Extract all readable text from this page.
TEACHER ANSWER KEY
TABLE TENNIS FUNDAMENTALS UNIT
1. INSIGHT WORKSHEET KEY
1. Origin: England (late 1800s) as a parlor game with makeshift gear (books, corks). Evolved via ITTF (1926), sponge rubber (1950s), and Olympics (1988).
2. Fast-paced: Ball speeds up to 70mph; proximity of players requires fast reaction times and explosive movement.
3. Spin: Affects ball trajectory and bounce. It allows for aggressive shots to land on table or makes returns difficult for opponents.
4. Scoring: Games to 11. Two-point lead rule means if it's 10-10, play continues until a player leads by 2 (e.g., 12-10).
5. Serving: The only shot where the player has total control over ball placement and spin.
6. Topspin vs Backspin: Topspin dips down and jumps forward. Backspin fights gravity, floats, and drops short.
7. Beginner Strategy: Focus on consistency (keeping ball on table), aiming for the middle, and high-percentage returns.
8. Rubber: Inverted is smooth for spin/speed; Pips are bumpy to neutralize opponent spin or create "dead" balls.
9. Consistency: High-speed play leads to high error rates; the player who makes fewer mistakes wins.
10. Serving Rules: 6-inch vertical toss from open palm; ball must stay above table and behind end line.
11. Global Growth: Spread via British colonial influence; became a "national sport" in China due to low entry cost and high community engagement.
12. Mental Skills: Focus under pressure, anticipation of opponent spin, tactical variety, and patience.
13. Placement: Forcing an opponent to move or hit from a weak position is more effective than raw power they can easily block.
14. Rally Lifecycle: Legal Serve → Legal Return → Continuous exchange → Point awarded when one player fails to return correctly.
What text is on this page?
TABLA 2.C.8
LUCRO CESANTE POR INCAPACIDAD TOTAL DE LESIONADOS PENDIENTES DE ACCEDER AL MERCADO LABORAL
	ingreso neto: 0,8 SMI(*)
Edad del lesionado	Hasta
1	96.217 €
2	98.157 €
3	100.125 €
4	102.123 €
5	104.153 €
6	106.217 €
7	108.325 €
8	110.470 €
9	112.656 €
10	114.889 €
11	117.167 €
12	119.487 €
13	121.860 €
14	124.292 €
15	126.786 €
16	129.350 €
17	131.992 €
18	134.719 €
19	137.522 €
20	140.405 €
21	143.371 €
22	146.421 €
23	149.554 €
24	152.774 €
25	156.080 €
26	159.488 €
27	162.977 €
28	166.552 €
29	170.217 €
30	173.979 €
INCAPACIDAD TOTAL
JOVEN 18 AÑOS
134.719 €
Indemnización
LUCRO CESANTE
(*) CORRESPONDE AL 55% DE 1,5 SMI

◇ ◇ ◇ ◇

Pull out every line in the material above where "page" occurs.

Extract all readable text from this page.
What text is on this page?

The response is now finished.